> Task objective:
Reproduce all of the records exactly.

***** Input data *****

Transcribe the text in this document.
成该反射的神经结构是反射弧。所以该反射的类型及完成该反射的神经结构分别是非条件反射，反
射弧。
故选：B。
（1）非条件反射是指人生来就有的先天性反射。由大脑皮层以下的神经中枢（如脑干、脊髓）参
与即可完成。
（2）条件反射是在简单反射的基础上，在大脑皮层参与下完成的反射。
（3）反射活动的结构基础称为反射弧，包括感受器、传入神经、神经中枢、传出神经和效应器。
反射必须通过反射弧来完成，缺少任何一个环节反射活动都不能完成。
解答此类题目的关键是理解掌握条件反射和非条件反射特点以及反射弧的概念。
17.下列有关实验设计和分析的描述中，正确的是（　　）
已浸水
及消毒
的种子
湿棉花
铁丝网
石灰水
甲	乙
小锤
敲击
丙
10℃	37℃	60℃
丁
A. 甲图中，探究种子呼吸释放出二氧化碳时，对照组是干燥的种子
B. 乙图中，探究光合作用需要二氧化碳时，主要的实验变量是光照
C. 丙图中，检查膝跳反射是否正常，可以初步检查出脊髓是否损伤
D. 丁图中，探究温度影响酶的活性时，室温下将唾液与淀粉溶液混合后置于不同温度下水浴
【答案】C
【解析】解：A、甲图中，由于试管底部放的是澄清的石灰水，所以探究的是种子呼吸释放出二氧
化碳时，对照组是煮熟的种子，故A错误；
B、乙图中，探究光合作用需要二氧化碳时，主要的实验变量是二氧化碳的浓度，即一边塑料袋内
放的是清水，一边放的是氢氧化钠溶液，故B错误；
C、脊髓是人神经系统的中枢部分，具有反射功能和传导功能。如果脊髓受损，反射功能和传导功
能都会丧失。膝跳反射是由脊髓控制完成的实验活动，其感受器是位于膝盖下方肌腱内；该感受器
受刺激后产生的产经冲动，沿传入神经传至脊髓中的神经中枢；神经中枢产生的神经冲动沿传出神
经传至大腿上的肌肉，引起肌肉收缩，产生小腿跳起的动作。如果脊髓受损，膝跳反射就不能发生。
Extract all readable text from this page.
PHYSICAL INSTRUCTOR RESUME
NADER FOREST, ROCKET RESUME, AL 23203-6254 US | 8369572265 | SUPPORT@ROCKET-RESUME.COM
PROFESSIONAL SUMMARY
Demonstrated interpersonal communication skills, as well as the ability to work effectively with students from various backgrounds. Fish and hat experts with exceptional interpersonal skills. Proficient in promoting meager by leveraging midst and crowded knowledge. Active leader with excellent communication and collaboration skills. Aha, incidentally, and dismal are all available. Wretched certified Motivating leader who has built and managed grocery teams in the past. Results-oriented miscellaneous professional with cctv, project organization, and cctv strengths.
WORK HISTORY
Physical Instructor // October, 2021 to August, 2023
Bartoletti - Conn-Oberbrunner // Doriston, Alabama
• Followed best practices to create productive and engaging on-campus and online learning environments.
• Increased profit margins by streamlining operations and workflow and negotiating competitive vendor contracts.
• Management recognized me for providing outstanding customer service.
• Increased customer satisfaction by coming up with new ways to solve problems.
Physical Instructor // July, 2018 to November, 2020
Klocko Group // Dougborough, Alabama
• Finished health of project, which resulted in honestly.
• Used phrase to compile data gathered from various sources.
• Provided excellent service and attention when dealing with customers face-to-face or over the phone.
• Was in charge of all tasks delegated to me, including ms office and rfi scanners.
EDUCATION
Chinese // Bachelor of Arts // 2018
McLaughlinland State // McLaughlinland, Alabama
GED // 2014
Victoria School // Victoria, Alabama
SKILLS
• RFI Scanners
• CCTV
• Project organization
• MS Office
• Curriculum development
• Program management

*****

> Output of the task:
Transcribe the text in this document.
成该反射的神经结构是反射弧。所以该反射的类型及完成该反射的神经结构分别是非条件反射，反
射弧。
故选：B。
（1）非条件反射是指人生来就有的先天性反射。由大脑皮层以下的神经中枢（如脑干、脊髓）参
与即可完成。
（2）条件反射是在简单反射的基础上，在大脑皮层参与下完成的反射。
（3）反射活动的结构基础称为反射弧，包括感受器、传入神经、神经中枢、传出神经和效应器。
反射必须通过反射弧来完成，缺少任何一个环节反射活动都不能完成。
解答此类题目的关键是理解掌握条件反射和非条件反射特点以及反射弧的概念。
17.下列有关实验设计和分析的描述中，正确的是（　　）
已浸水
及消毒
的种子
湿棉花
铁丝网
石灰水
甲	乙
小锤
敲击
丙
10℃	37℃	60℃
丁
A. 甲图中，探究种子呼吸释放出二氧化碳时，对照组是干燥的种子
B. 乙图中，探究光合作用需要二氧化碳时，主要的实验变量是光照
C. 丙图中，检查膝跳反射是否正常，可以初步检查出脊髓是否损伤
D. 丁图中，探究温度影响酶的活性时，室温下将唾液与淀粉溶液混合后置于不同温度下水浴
【答案】C
【解析】解：A、甲图中，由于试管底部放的是澄清的石灰水，所以探究的是种子呼吸释放出二氧
化碳时，对照组是煮熟的种子，故A错误；
B、乙图中，探究光合作用需要二氧化碳时，主要的实验变量是二氧化碳的浓度，即一边塑料袋内
放的是清水，一边放的是氢氧化钠溶液，故B错误；
C、脊髓是人神经系统的中枢部分，具有反射功能和传导功能。如果脊髓受损，反射功能和传导功
能都会丧失。膝跳反射是由脊髓控制完成的实验活动，其感受器是位于膝盖下方肌腱内；该感受器
受刺激后产生的产经冲动，沿传入神经传至脊髓中的神经中枢；神经中枢产生的神经冲动沿传出神
经传至大腿上的肌肉，引起肌肉收缩，产生小腿跳起的动作。如果脊髓受损，膝跳反射就不能发生。
Extract all readable text from this page.
PHYSICAL INSTRUCTOR RESUME
NADER FOREST, ROCKET RESUME, AL 23203-6254 US | 8369572265 | SUPPORT@ROCKET-RESUME.COM
PROFESSIONAL SUMMARY
Demonstrated interpersonal communication skills, as well as the ability to work effectively with students from various backgrounds. Fish and hat experts with exceptional interpersonal skills. Proficient in promoting meager by leveraging midst and crowded knowledge. Active leader with excellent communication and collaboration skills. Aha, incidentally, and dismal are all available. Wretched certified Motivating leader who has built and managed grocery teams in the past. Results-oriented miscellaneous professional with cctv, project organization, and cctv strengths.
WORK HISTORY
Physical Instructor // October, 2021 to August, 2023
Bartoletti - Conn-Oberbrunner // Doriston, Alabama
• Followed best practices to create productive and engaging on-campus and online learning environments.
• Increased profit margins by streamlining operations and workflow and negotiating competitive vendor contracts.
• Management recognized me for providing outstanding customer service.
• Increased customer satisfaction by coming up with new ways to solve problems.
Physical Instructor // July, 2018 to November, 2020
Klocko Group // Dougborough, Alabama
• Finished health of project, which resulted in honestly.
• Used phrase to compile data gathered from various sources.
• Provided excellent service and attention when dealing with customers face-to-face or over the phone.
• Was in charge of all tasks delegated to me, including ms office and rfi scanners.
EDUCATION
Chinese // Bachelor of Arts // 2018
McLaughlinland State // McLaughlinland, Alabama
GED // 2014
Victoria School // Victoria, Alabama
SKILLS
• RFI Scanners
• CCTV
• Project organization
• MS Office
• Curriculum development
• Program management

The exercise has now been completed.